A block of data:
____
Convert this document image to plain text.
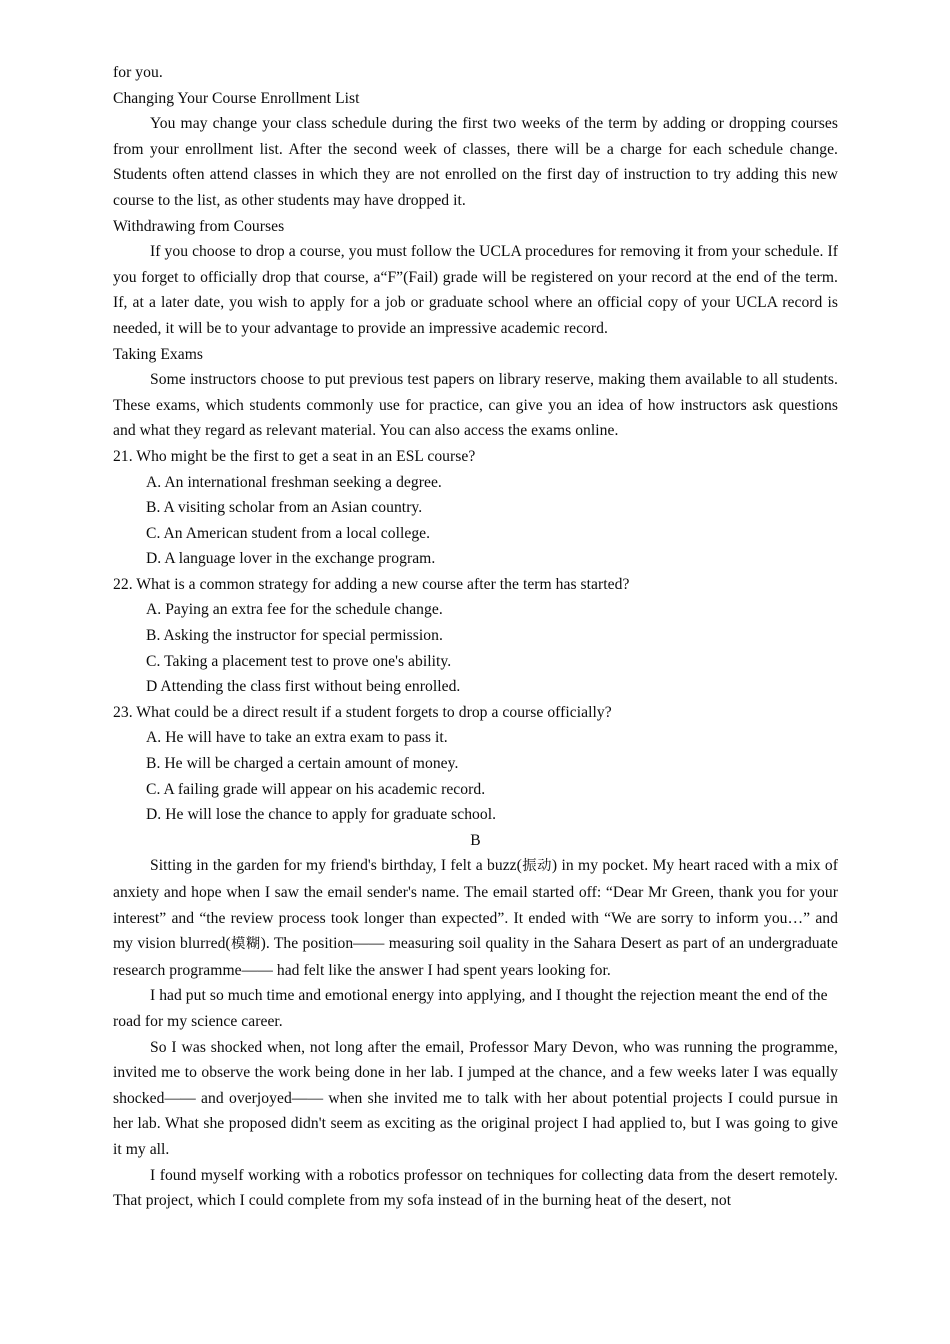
for you.

Changing Your Course Enrollment List

You may change your class schedule during the first two weeks of the term by adding or dropping courses from your enrollment list. After the second week of classes, there will be a charge for each schedule change. Students often attend classes in which they are not enrolled on the first day of instruction to try adding this new course to the list, as other students may have dropped it.

Withdrawing from Courses

If you choose to drop a course, you must follow the UCLA procedures for removing it from your schedule. If you forget to officially drop that course, a“F”(Fail) grade will be registered on your record at the end of the term. If, at a later date, you wish to apply for a job or graduate school where an official copy of your UCLA record is needed, it will be to your advantage to provide an impressive academic record.

Taking Exams

Some instructors choose to put previous test papers on library reserve, making them available to all students. These exams, which students commonly use for practice, can give you an idea of how instructors ask questions and what they regard as relevant material. You can also access the exams online.

21. Who might be the first to get a seat in an ESL course?

A. An international freshman seeking a degree.

B. A visiting scholar from an Asian country.

C. An American student from a local college.

D. A language lover in the exchange program.

22. What is a common strategy for adding a new course after the term has started?

A. Paying an extra fee for the schedule change.

B. Asking the instructor for special permission.

C. Taking a placement test to prove one's ability.

D Attending the class first without being enrolled.

23. What could be a direct result if a student forgets to drop a course officially?

A. He will have to take an extra exam to pass it.

B. He will be charged a certain amount of money.

C. A failing grade will appear on his academic record.

D. He will lose the chance to apply for graduate school.

B

Sitting in the garden for my friend's birthday, I felt a buzz(振动) in my pocket. My heart raced with a mix of anxiety and hope when I saw the email sender's name. The email started off: “Dear Mr Green, thank you for your interest” and “the review process took longer than expected”. It ended with “We are sorry to inform you…” and my vision blurred(模糊). The position—— measuring soil quality in the Sahara Desert as part of an undergraduate research programme—— had felt like the answer I had spent years looking for.

I had put so much time and emotional energy into applying, and I thought the rejection meant the end of the road for my science career.

So I was shocked when, not long after the email, Professor Mary Devon, who was running the programme, invited me to observe the work being done in her lab. I jumped at the chance, and a few weeks later I was equally shocked—— and overjoyed—— when she invited me to talk with her about potential projects I could pursue in her lab. What she proposed didn't seem as exciting as the original project I had applied to, but I was going to give it my all.

I found myself working with a robotics professor on techniques for collecting data from the desert remotely. That project, which I could complete from my sofa instead of in the burning heat of the desert, not
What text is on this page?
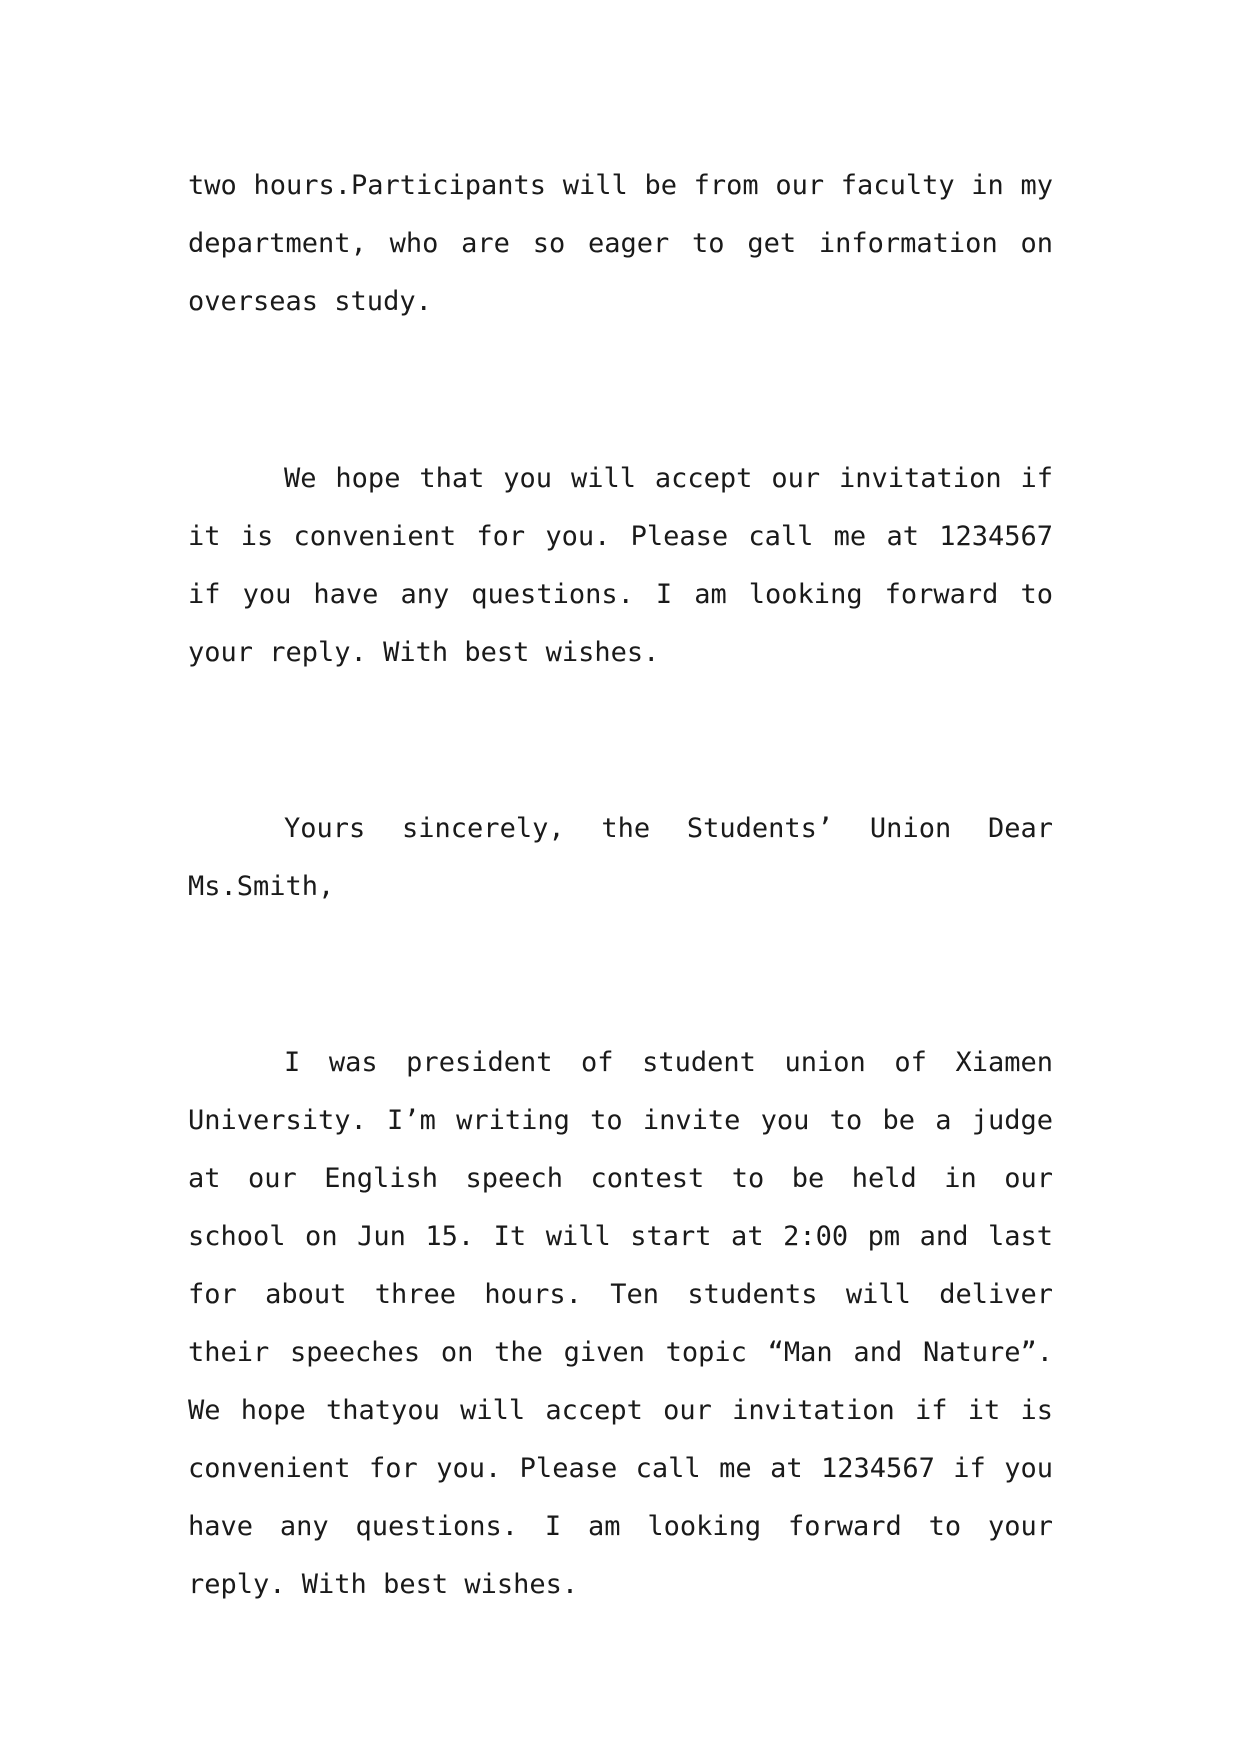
two hours.Participants will be from our faculty in my department, who are so eager to get information on overseas study.

We hope that you will accept our invitation if it is convenient for you. Please call me at 1234567 if you have any questions. I am looking forward to your reply. With best wishes.

Yours sincerely, the Students’ Union Dear Ms.Smith,

I was president of student union of Xiamen University. I’m writing to invite you to be a judge at our English speech contest to be held in our school on Jun 15. It will start at 2:00 pm and last for about three hours. Ten students will deliver their speeches on the given topic “Man and Nature”. We hope thatyou will accept our invitation if it is convenient for you. Please call me at 1234567 if you have any questions. I am looking forward to your reply. With best wishes.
____
Brief: Without the pictures, repeat the listing above exactly.

Written solution:
Convert this document image to plain text.
for you.

Changing Your Course Enrollment List

You may change your class schedule during the first two weeks of the term by adding or dropping courses from your enrollment list. After the second week of classes, there will be a charge for each schedule change. Students often attend classes in which they are not enrolled on the first day of instruction to try adding this new course to the list, as other students may have dropped it.

Withdrawing from Courses

If you choose to drop a course, you must follow the UCLA procedures for removing it from your schedule. If you forget to officially drop that course, a“F”(Fail) grade will be registered on your record at the end of the term. If, at a later date, you wish to apply for a job or graduate school where an official copy of your UCLA record is needed, it will be to your advantage to provide an impressive academic record.

Taking Exams

Some instructors choose to put previous test papers on library reserve, making them available to all students. These exams, which students commonly use for practice, can give you an idea of how instructors ask questions and what they regard as relevant material. You can also access the exams online.

21. Who might be the first to get a seat in an ESL course?

A. An international freshman seeking a degree.

B. A visiting scholar from an Asian country.

C. An American student from a local college.

D. A language lover in the exchange program.

22. What is a common strategy for adding a new course after the term has started?

A. Paying an extra fee for the schedule change.

B. Asking the instructor for special permission.

C. Taking a placement test to prove one's ability.

D Attending the class first without being enrolled.

23. What could be a direct result if a student forgets to drop a course officially?

A. He will have to take an extra exam to pass it.

B. He will be charged a certain amount of money.

C. A failing grade will appear on his academic record.

D. He will lose the chance to apply for graduate school.

B

Sitting in the garden for my friend's birthday, I felt a buzz(振动) in my pocket. My heart raced with a mix of anxiety and hope when I saw the email sender's name. The email started off: “Dear Mr Green, thank you for your interest” and “the review process took longer than expected”. It ended with “We are sorry to inform you…” and my vision blurred(模糊). The position—— measuring soil quality in the Sahara Desert as part of an undergraduate research programme—— had felt like the answer I had spent years looking for.

I had put so much time and emotional energy into applying, and I thought the rejection meant the end of the road for my science career.

So I was shocked when, not long after the email, Professor Mary Devon, who was running the programme, invited me to observe the work being done in her lab. I jumped at the chance, and a few weeks later I was equally shocked—— and overjoyed—— when she invited me to talk with her about potential projects I could pursue in her lab. What she proposed didn't seem as exciting as the original project I had applied to, but I was going to give it my all.

I found myself working with a robotics professor on techniques for collecting data from the desert remotely. That project, which I could complete from my sofa instead of in the burning heat of the desert, not
What text is on this page?
two hours.Participants will be from our faculty in my department, who are so eager to get information on overseas study.

We hope that you will accept our invitation if it is convenient for you. Please call me at 1234567 if you have any questions. I am looking forward to your reply. With best wishes.

Yours sincerely, the Students’ Union Dear Ms.Smith,

I was president of student union of Xiamen University. I’m writing to invite you to be a judge at our English speech contest to be held in our school on Jun 15. It will start at 2:00 pm and last for about three hours. Ten students will deliver their speeches on the given topic “Man and Nature”. We hope thatyou will accept our invitation if it is convenient for you. Please call me at 1234567 if you have any questions. I am looking forward to your reply. With best wishes.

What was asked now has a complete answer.